> [WHAT TO PRODUCE]: Repeat all of the records verbatim.

(Collected data entries)
======

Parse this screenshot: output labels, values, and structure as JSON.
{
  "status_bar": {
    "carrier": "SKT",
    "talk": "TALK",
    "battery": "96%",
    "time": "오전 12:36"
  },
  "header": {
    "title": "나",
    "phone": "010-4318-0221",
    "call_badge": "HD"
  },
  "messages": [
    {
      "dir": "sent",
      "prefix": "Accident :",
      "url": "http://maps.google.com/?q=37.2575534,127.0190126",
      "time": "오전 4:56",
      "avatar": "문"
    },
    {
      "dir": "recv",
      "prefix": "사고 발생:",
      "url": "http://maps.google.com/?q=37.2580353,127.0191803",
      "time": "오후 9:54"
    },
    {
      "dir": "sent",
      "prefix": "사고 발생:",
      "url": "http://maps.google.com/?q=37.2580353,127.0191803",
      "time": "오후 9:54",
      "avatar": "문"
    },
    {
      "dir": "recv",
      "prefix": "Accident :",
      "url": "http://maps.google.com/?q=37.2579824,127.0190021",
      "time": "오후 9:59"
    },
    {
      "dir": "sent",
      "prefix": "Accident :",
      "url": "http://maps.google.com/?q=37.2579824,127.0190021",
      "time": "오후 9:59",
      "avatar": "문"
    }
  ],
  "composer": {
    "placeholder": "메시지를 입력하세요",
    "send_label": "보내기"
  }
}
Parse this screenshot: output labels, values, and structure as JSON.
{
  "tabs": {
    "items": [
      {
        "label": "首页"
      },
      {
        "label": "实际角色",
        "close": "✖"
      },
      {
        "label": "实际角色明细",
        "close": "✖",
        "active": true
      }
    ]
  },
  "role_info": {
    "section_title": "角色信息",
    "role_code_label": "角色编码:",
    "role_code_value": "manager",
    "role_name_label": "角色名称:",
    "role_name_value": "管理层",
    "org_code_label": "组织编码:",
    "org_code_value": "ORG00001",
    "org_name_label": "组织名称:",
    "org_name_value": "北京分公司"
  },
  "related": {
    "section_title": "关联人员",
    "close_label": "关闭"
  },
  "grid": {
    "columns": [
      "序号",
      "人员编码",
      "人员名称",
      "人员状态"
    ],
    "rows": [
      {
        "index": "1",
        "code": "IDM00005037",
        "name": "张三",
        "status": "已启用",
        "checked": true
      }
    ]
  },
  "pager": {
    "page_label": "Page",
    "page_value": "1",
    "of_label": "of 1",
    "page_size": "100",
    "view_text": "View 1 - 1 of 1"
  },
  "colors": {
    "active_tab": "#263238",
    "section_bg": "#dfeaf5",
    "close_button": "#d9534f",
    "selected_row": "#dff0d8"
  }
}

======

> [TASK RESPONSE]:
Parse this screenshot: output labels, values, and structure as JSON.
{
  "status_bar": {
    "carrier": "SKT",
    "talk": "TALK",
    "battery": "96%",
    "time": "오전 12:36"
  },
  "header": {
    "title": "나",
    "phone": "010-4318-0221",
    "call_badge": "HD"
  },
  "messages": [
    {
      "dir": "sent",
      "prefix": "Accident :",
      "url": "http://maps.google.com/?q=37.2575534,127.0190126",
      "time": "오전 4:56",
      "avatar": "문"
    },
    {
      "dir": "recv",
      "prefix": "사고 발생:",
      "url": "http://maps.google.com/?q=37.2580353,127.0191803",
      "time": "오후 9:54"
    },
    {
      "dir": "sent",
      "prefix": "사고 발생:",
      "url": "http://maps.google.com/?q=37.2580353,127.0191803",
      "time": "오후 9:54",
      "avatar": "문"
    },
    {
      "dir": "recv",
      "prefix": "Accident :",
      "url": "http://maps.google.com/?q=37.2579824,127.0190021",
      "time": "오후 9:59"
    },
    {
      "dir": "sent",
      "prefix": "Accident :",
      "url": "http://maps.google.com/?q=37.2579824,127.0190021",
      "time": "오후 9:59",
      "avatar": "문"
    }
  ],
  "composer": {
    "placeholder": "메시지를 입력하세요",
    "send_label": "보내기"
  }
}
Parse this screenshot: output labels, values, and structure as JSON.
{
  "tabs": {
    "items": [
      {
        "label": "首页"
      },
      {
        "label": "实际角色",
        "close": "✖"
      },
      {
        "label": "实际角色明细",
        "close": "✖",
        "active": true
      }
    ]
  },
  "role_info": {
    "section_title": "角色信息",
    "role_code_label": "角色编码:",
    "role_code_value": "manager",
    "role_name_label": "角色名称:",
    "role_name_value": "管理层",
    "org_code_label": "组织编码:",
    "org_code_value": "ORG00001",
    "org_name_label": "组织名称:",
    "org_name_value": "北京分公司"
  },
  "related": {
    "section_title": "关联人员",
    "close_label": "关闭"
  },
  "grid": {
    "columns": [
      "序号",
      "人员编码",
      "人员名称",
      "人员状态"
    ],
    "rows": [
      {
        "index": "1",
        "code": "IDM00005037",
        "name": "张三",
        "status": "已启用",
        "checked": true
      }
    ]
  },
  "pager": {
    "page_label": "Page",
    "page_value": "1",
    "of_label": "of 1",
    "page_size": "100",
    "view_text": "View 1 - 1 of 1"
  },
  "colors": {
    "active_tab": "#263238",
    "section_bg": "#dfeaf5",
    "close_button": "#d9534f",
    "selected_row": "#dff0d8"
  }
}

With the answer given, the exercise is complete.